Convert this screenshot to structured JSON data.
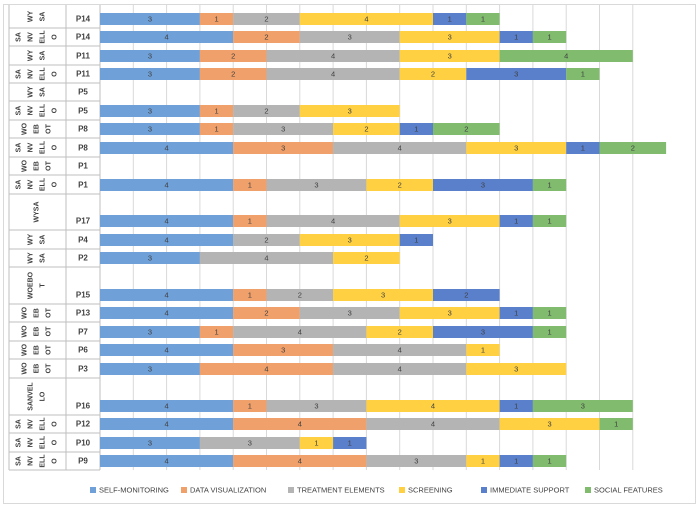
{
  "chart_data": {
    "type": "bar",
    "orientation": "horizontal",
    "stacked": true,
    "grid": true,
    "legend_position": "bottom",
    "xlim": [
      0,
      16
    ],
    "series": [
      {
        "name": "SELF-MONITORING",
        "color": "#6FA0D8"
      },
      {
        "name": "DATA VISUALIZATION",
        "color": "#F0A06A"
      },
      {
        "name": "TREATMENT ELEMENTS",
        "color": "#B4B4B4"
      },
      {
        "name": "SCREENING",
        "color": "#FFD142"
      },
      {
        "name": "IMMEDIATE SUPPORT",
        "color": "#5A7FCB"
      },
      {
        "name": "SOCIAL FEATURES",
        "color": "#80BB6E"
      }
    ],
    "rows": [
      {
        "label": "P14",
        "g1": "WY",
        "g2": "SA",
        "values": [
          3,
          1,
          2,
          4,
          1,
          1
        ]
      },
      {
        "label": "P14",
        "g1": "ELL",
        "g2": "O",
        "values": [
          4,
          2,
          3,
          3,
          1,
          1
        ]
      },
      {
        "label": "P11",
        "g1": "WY",
        "g2": "SA",
        "values": [
          3,
          2,
          4,
          3,
          0,
          4
        ]
      },
      {
        "label": "P11",
        "g1": "ELL",
        "g2": "O",
        "values": [
          3,
          2,
          4,
          2,
          3,
          1
        ]
      },
      {
        "label": "P5",
        "g1": "WY",
        "g2": "SA",
        "values": [
          0,
          0,
          0,
          0,
          0,
          0
        ]
      },
      {
        "label": "P5",
        "g1": "ELL",
        "g2": "O",
        "values": [
          3,
          1,
          2,
          3,
          0,
          0
        ]
      },
      {
        "label": "P8",
        "g1": "EB",
        "g2": "OT",
        "values": [
          3,
          1,
          3,
          2,
          1,
          2
        ]
      },
      {
        "label": "P8",
        "g1": "ELL",
        "g2": "O",
        "values": [
          4,
          3,
          4,
          3,
          1,
          2
        ]
      },
      {
        "label": "P1",
        "g1": "EB",
        "g2": "OT",
        "values": [
          0,
          0,
          0,
          0,
          0,
          0
        ]
      },
      {
        "label": "P1",
        "g1": "ELL",
        "g2": "O",
        "values": [
          4,
          1,
          3,
          2,
          3,
          1
        ]
      },
      {
        "label": "P17",
        "g1": "WY",
        "g2": "SA",
        "values": [
          4,
          1,
          4,
          3,
          1,
          1
        ]
      },
      {
        "label": "P4",
        "g1": "WY",
        "g2": "SA",
        "values": [
          4,
          0,
          2,
          3,
          1,
          0
        ]
      },
      {
        "label": "P2",
        "g1": "WY",
        "g2": "SA",
        "values": [
          3,
          0,
          4,
          2,
          0,
          0
        ]
      },
      {
        "label": "P15",
        "g1": "WOEBO",
        "g2": "T",
        "values": [
          4,
          1,
          2,
          3,
          2,
          0
        ]
      },
      {
        "label": "P13",
        "g1": "WO",
        "g2": "EB",
        "values": [
          4,
          2,
          3,
          3,
          1,
          1
        ]
      },
      {
        "label": "P7",
        "g1": "WO",
        "g2": "EB",
        "values": [
          3,
          1,
          4,
          2,
          3,
          1
        ]
      },
      {
        "label": "P6",
        "g1": "WO",
        "g2": "EB",
        "values": [
          4,
          3,
          4,
          1,
          0,
          0
        ]
      },
      {
        "label": "P3",
        "g1": "WO",
        "g2": "OT",
        "values": [
          3,
          4,
          4,
          3,
          0,
          0
        ]
      },
      {
        "label": "P16",
        "g1": "SANVEL",
        "g2": "LO",
        "values": [
          4,
          1,
          3,
          4,
          1,
          3
        ]
      },
      {
        "label": "P12",
        "g1": "NV",
        "g2": "ELL",
        "values": [
          4,
          4,
          4,
          3,
          0,
          1
        ]
      },
      {
        "label": "P10",
        "g1": "NV",
        "g2": "ELL",
        "values": [
          3,
          0,
          3,
          1,
          1,
          0
        ]
      },
      {
        "label": "P9",
        "g1": "NV",
        "g2": "ELL",
        "values": [
          4,
          4,
          3,
          1,
          1,
          1
        ]
      }
    ],
    "side_labels": [
      {
        "id": "r0a",
        "text": "WY"
      },
      {
        "id": "r0b",
        "text": "SA"
      },
      {
        "id": "r1a",
        "text": "SA"
      },
      {
        "id": "r1b",
        "text": "NV"
      },
      {
        "id": "r1c",
        "text": "ELL"
      },
      {
        "id": "r1d",
        "text": "O"
      },
      {
        "id": "r2a",
        "text": "WY"
      },
      {
        "id": "r2b",
        "text": "SA"
      },
      {
        "id": "r3a",
        "text": "SA"
      },
      {
        "id": "r3b",
        "text": "NV"
      },
      {
        "id": "r3c",
        "text": "ELL"
      },
      {
        "id": "r3d",
        "text": "O"
      },
      {
        "id": "r4a",
        "text": "WY"
      },
      {
        "id": "r4b",
        "text": "SA"
      },
      {
        "id": "r5a",
        "text": "SA"
      },
      {
        "id": "r5b",
        "text": "NV"
      },
      {
        "id": "r5c",
        "text": "ELL"
      },
      {
        "id": "r5d",
        "text": "O"
      },
      {
        "id": "r6a",
        "text": "WO"
      },
      {
        "id": "r6b",
        "text": "EB"
      },
      {
        "id": "r6c",
        "text": "OT"
      },
      {
        "id": "r7a",
        "text": "SA"
      },
      {
        "id": "r7b",
        "text": "NV"
      },
      {
        "id": "r7c",
        "text": "ELL"
      },
      {
        "id": "r7d",
        "text": "O"
      },
      {
        "id": "r8a",
        "text": "WO"
      },
      {
        "id": "r8b",
        "text": "EB"
      },
      {
        "id": "r8c",
        "text": "OT"
      },
      {
        "id": "r9a",
        "text": "SA"
      },
      {
        "id": "r9b",
        "text": "NV"
      },
      {
        "id": "r9c",
        "text": "ELL"
      },
      {
        "id": "r9d",
        "text": "O"
      },
      {
        "id": "r10",
        "text": "WYSA"
      },
      {
        "id": "r11a",
        "text": "WY"
      },
      {
        "id": "r11b",
        "text": "SA"
      },
      {
        "id": "r12a",
        "text": "WY"
      },
      {
        "id": "r12b",
        "text": "SA"
      },
      {
        "id": "r13a",
        "text": "WOEBO"
      },
      {
        "id": "r13b",
        "text": "T"
      },
      {
        "id": "r14a",
        "text": "WO"
      },
      {
        "id": "r14b",
        "text": "EB"
      },
      {
        "id": "r14c",
        "text": "OT"
      },
      {
        "id": "r15a",
        "text": "WO"
      },
      {
        "id": "r15b",
        "text": "EB"
      },
      {
        "id": "r15c",
        "text": "OT"
      },
      {
        "id": "r16a",
        "text": "WO"
      },
      {
        "id": "r16b",
        "text": "EB"
      },
      {
        "id": "r16c",
        "text": "OT"
      },
      {
        "id": "r17a",
        "text": "WO"
      },
      {
        "id": "r17b",
        "text": "EB"
      },
      {
        "id": "r17c",
        "text": "OT"
      },
      {
        "id": "r18a",
        "text": "SANVEL"
      },
      {
        "id": "r18b",
        "text": "LO"
      },
      {
        "id": "r19a",
        "text": "SA"
      },
      {
        "id": "r19b",
        "text": "NV"
      },
      {
        "id": "r19c",
        "text": "ELL"
      },
      {
        "id": "r19d",
        "text": "O"
      },
      {
        "id": "r20a",
        "text": "SA"
      },
      {
        "id": "r20b",
        "text": "NV"
      },
      {
        "id": "r20c",
        "text": "ELL"
      },
      {
        "id": "r20d",
        "text": "O"
      },
      {
        "id": "r21a",
        "text": "SA"
      },
      {
        "id": "r21b",
        "text": "NV"
      },
      {
        "id": "r21c",
        "text": "ELL"
      },
      {
        "id": "r21d",
        "text": "O"
      }
    ]
  }
}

**Stated problem**
Reproduce every record above exactly, omitting the pictures.

**Task response**
Convert this screenshot to structured JSON data.
{
  "chart_data": {
    "type": "bar",
    "orientation": "horizontal",
    "stacked": true,
    "grid": true,
    "legend_position": "bottom",
    "xlim": [
      0,
      16
    ],
    "series": [
      {
        "name": "SELF-MONITORING",
        "color": "#6FA0D8"
      },
      {
        "name": "DATA VISUALIZATION",
        "color": "#F0A06A"
      },
      {
        "name": "TREATMENT ELEMENTS",
        "color": "#B4B4B4"
      },
      {
        "name": "SCREENING",
        "color": "#FFD142"
      },
      {
        "name": "IMMEDIATE SUPPORT",
        "color": "#5A7FCB"
      },
      {
        "name": "SOCIAL FEATURES",
        "color": "#80BB6E"
      }
    ],
    "rows": [
      {
        "label": "P14",
        "g1": "WY",
        "g2": "SA",
        "values": [
          3,
          1,
          2,
          4,
          1,
          1
        ]
      },
      {
        "label": "P14",
        "g1": "ELL",
        "g2": "O",
        "values": [
          4,
          2,
          3,
          3,
          1,
          1
        ]
      },
      {
        "label": "P11",
        "g1": "WY",
        "g2": "SA",
        "values": [
          3,
          2,
          4,
          3,
          0,
          4
        ]
      },
      {
        "label": "P11",
        "g1": "ELL",
        "g2": "O",
        "values": [
          3,
          2,
          4,
          2,
          3,
          1
        ]
      },
      {
        "label": "P5",
        "g1": "WY",
        "g2": "SA",
        "values": [
          0,
          0,
          0,
          0,
          0,
          0
        ]
      },
      {
        "label": "P5",
        "g1": "ELL",
        "g2": "O",
        "values": [
          3,
          1,
          2,
          3,
          0,
          0
        ]
      },
      {
        "label": "P8",
        "g1": "EB",
        "g2": "OT",
        "values": [
          3,
          1,
          3,
          2,
          1,
          2
        ]
      },
      {
        "label": "P8",
        "g1": "ELL",
        "g2": "O",
        "values": [
          4,
          3,
          4,
          3,
          1,
          2
        ]
      },
      {
        "label": "P1",
        "g1": "EB",
        "g2": "OT",
        "values": [
          0,
          0,
          0,
          0,
          0,
          0
        ]
      },
      {
        "label": "P1",
        "g1": "ELL",
        "g2": "O",
        "values": [
          4,
          1,
          3,
          2,
          3,
          1
        ]
      },
      {
        "label": "P17",
        "g1": "WY",
        "g2": "SA",
        "values": [
          4,
          1,
          4,
          3,
          1,
          1
        ]
      },
      {
        "label": "P4",
        "g1": "WY",
        "g2": "SA",
        "values": [
          4,
          0,
          2,
          3,
          1,
          0
        ]
      },
      {
        "label": "P2",
        "g1": "WY",
        "g2": "SA",
        "values": [
          3,
          0,
          4,
          2,
          0,
          0
        ]
      },
      {
        "label": "P15",
        "g1": "WOEBO",
        "g2": "T",
        "values": [
          4,
          1,
          2,
          3,
          2,
          0
        ]
      },
      {
        "label": "P13",
        "g1": "WO",
        "g2": "EB",
        "values": [
          4,
          2,
          3,
          3,
          1,
          1
        ]
      },
      {
        "label": "P7",
        "g1": "WO",
        "g2": "EB",
        "values": [
          3,
          1,
          4,
          2,
          3,
          1
        ]
      },
      {
        "label": "P6",
        "g1": "WO",
        "g2": "EB",
        "values": [
          4,
          3,
          4,
          1,
          0,
          0
        ]
      },
      {
        "label": "P3",
        "g1": "WO",
        "g2": "OT",
        "values": [
          3,
          4,
          4,
          3,
          0,
          0
        ]
      },
      {
        "label": "P16",
        "g1": "SANVEL",
        "g2": "LO",
        "values": [
          4,
          1,
          3,
          4,
          1,
          3
        ]
      },
      {
        "label": "P12",
        "g1": "NV",
        "g2": "ELL",
        "values": [
          4,
          4,
          4,
          3,
          0,
          1
        ]
      },
      {
        "label": "P10",
        "g1": "NV",
        "g2": "ELL",
        "values": [
          3,
          0,
          3,
          1,
          1,
          0
        ]
      },
      {
        "label": "P9",
        "g1": "NV",
        "g2": "ELL",
        "values": [
          4,
          4,
          3,
          1,
          1,
          1
        ]
      }
    ],
    "side_labels": [
      {
        "id": "r0a",
        "text": "WY"
      },
      {
        "id": "r0b",
        "text": "SA"
      },
      {
        "id": "r1a",
        "text": "SA"
      },
      {
        "id": "r1b",
        "text": "NV"
      },
      {
        "id": "r1c",
        "text": "ELL"
      },
      {
        "id": "r1d",
        "text": "O"
      },
      {
        "id": "r2a",
        "text": "WY"
      },
      {
        "id": "r2b",
        "text": "SA"
      },
      {
        "id": "r3a",
        "text": "SA"
      },
      {
        "id": "r3b",
        "text": "NV"
      },
      {
        "id": "r3c",
        "text": "ELL"
      },
      {
        "id": "r3d",
        "text": "O"
      },
      {
        "id": "r4a",
        "text": "WY"
      },
      {
        "id": "r4b",
        "text": "SA"
      },
      {
        "id": "r5a",
        "text": "SA"
      },
      {
        "id": "r5b",
        "text": "NV"
      },
      {
        "id": "r5c",
        "text": "ELL"
      },
      {
        "id": "r5d",
        "text": "O"
      },
      {
        "id": "r6a",
        "text": "WO"
      },
      {
        "id": "r6b",
        "text": "EB"
      },
      {
        "id": "r6c",
        "text": "OT"
      },
      {
        "id": "r7a",
        "text": "SA"
      },
      {
        "id": "r7b",
        "text": "NV"
      },
      {
        "id": "r7c",
        "text": "ELL"
      },
      {
        "id": "r7d",
        "text": "O"
      },
      {
        "id": "r8a",
        "text": "WO"
      },
      {
        "id": "r8b",
        "text": "EB"
      },
      {
        "id": "r8c",
        "text": "OT"
      },
      {
        "id": "r9a",
        "text": "SA"
      },
      {
        "id": "r9b",
        "text": "NV"
      },
      {
        "id": "r9c",
        "text": "ELL"
      },
      {
        "id": "r9d",
        "text": "O"
      },
      {
        "id": "r10",
        "text": "WYSA"
      },
      {
        "id": "r11a",
        "text": "WY"
      },
      {
        "id": "r11b",
        "text": "SA"
      },
      {
        "id": "r12a",
        "text": "WY"
      },
      {
        "id": "r12b",
        "text": "SA"
      },
      {
        "id": "r13a",
        "text": "WOEBO"
      },
      {
        "id": "r13b",
        "text": "T"
      },
      {
        "id": "r14a",
        "text": "WO"
      },
      {
        "id": "r14b",
        "text": "EB"
      },
      {
        "id": "r14c",
        "text": "OT"
      },
      {
        "id": "r15a",
        "text": "WO"
      },
      {
        "id": "r15b",
        "text": "EB"
      },
      {
        "id": "r15c",
        "text": "OT"
      },
      {
        "id": "r16a",
        "text": "WO"
      },
      {
        "id": "r16b",
        "text": "EB"
      },
      {
        "id": "r16c",
        "text": "OT"
      },
      {
        "id": "r17a",
        "text": "WO"
      },
      {
        "id": "r17b",
        "text": "EB"
      },
      {
        "id": "r17c",
        "text": "OT"
      },
      {
        "id": "r18a",
        "text": "SANVEL"
      },
      {
        "id": "r18b",
        "text": "LO"
      },
      {
        "id": "r19a",
        "text": "SA"
      },
      {
        "id": "r19b",
        "text": "NV"
      },
      {
        "id": "r19c",
        "text": "ELL"
      },
      {
        "id": "r19d",
        "text": "O"
      },
      {
        "id": "r20a",
        "text": "SA"
      },
      {
        "id": "r20b",
        "text": "NV"
      },
      {
        "id": "r20c",
        "text": "ELL"
      },
      {
        "id": "r20d",
        "text": "O"
      },
      {
        "id": "r21a",
        "text": "SA"
      },
      {
        "id": "r21b",
        "text": "NV"
      },
      {
        "id": "r21c",
        "text": "ELL"
      },
      {
        "id": "r21d",
        "text": "O"
      }
    ]
  }
}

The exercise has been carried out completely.